------ Provided material

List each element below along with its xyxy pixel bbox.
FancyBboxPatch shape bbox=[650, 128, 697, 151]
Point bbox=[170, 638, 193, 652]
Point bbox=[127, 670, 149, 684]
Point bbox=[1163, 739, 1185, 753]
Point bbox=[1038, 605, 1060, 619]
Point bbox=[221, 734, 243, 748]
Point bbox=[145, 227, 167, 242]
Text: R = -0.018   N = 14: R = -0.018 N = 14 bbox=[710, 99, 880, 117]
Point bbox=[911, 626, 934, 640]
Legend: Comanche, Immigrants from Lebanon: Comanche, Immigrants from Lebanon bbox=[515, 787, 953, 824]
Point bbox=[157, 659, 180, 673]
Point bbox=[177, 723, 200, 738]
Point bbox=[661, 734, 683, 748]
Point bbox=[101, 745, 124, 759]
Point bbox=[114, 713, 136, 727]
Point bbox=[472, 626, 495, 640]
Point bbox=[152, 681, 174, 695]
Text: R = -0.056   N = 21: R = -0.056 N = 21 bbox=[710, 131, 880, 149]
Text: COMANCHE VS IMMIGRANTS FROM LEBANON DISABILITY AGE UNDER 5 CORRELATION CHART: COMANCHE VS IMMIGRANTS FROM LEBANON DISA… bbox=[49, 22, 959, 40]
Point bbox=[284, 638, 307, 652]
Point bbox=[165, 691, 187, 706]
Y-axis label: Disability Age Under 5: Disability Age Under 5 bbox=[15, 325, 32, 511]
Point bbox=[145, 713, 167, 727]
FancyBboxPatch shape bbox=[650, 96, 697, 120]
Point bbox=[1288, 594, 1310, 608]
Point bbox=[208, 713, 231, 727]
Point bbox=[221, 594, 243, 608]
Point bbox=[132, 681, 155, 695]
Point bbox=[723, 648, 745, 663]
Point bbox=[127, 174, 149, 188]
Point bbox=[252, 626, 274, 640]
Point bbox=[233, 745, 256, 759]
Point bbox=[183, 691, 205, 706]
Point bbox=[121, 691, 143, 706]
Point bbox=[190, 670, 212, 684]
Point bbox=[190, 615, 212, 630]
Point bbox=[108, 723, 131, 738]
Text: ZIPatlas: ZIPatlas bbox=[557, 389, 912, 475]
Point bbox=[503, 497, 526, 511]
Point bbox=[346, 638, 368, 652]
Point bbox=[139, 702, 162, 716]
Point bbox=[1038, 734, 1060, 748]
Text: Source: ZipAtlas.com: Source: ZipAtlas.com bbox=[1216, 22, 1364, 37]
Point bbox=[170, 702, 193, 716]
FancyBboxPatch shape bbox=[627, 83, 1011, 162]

------------

Copy every line of the material above character for character, keeping the same order.

The output:
List each element below along with its xyxy pixel bbox.
FancyBboxPatch shape bbox=[650, 128, 697, 151]
Point bbox=[170, 638, 193, 652]
Point bbox=[127, 670, 149, 684]
Point bbox=[1163, 739, 1185, 753]
Point bbox=[1038, 605, 1060, 619]
Point bbox=[221, 734, 243, 748]
Point bbox=[145, 227, 167, 242]
Text: R = -0.018   N = 14: R = -0.018 N = 14 bbox=[710, 99, 880, 117]
Point bbox=[911, 626, 934, 640]
Legend: Comanche, Immigrants from Lebanon: Comanche, Immigrants from Lebanon bbox=[515, 787, 953, 824]
Point bbox=[157, 659, 180, 673]
Point bbox=[177, 723, 200, 738]
Point bbox=[661, 734, 683, 748]
Point bbox=[101, 745, 124, 759]
Point bbox=[114, 713, 136, 727]
Point bbox=[472, 626, 495, 640]
Point bbox=[152, 681, 174, 695]
Text: R = -0.056   N = 21: R = -0.056 N = 21 bbox=[710, 131, 880, 149]
Text: COMANCHE VS IMMIGRANTS FROM LEBANON DISABILITY AGE UNDER 5 CORRELATION CHART: COMANCHE VS IMMIGRANTS FROM LEBANON DISA… bbox=[49, 22, 959, 40]
Point bbox=[284, 638, 307, 652]
Point bbox=[165, 691, 187, 706]
Y-axis label: Disability Age Under 5: Disability Age Under 5 bbox=[15, 325, 32, 511]
Point bbox=[145, 713, 167, 727]
FancyBboxPatch shape bbox=[650, 96, 697, 120]
Point bbox=[1288, 594, 1310, 608]
Point bbox=[208, 713, 231, 727]
Point bbox=[221, 594, 243, 608]
Point bbox=[132, 681, 155, 695]
Point bbox=[723, 648, 745, 663]
Point bbox=[127, 174, 149, 188]
Point bbox=[252, 626, 274, 640]
Point bbox=[233, 745, 256, 759]
Point bbox=[183, 691, 205, 706]
Point bbox=[121, 691, 143, 706]
Point bbox=[190, 670, 212, 684]
Point bbox=[190, 615, 212, 630]
Point bbox=[108, 723, 131, 738]
Text: ZIPatlas: ZIPatlas bbox=[557, 389, 912, 475]
Point bbox=[503, 497, 526, 511]
Point bbox=[346, 638, 368, 652]
Point bbox=[139, 702, 162, 716]
Point bbox=[1038, 734, 1060, 748]
Text: Source: ZipAtlas.com: Source: ZipAtlas.com bbox=[1216, 22, 1364, 37]
Point bbox=[170, 702, 193, 716]
FancyBboxPatch shape bbox=[627, 83, 1011, 162]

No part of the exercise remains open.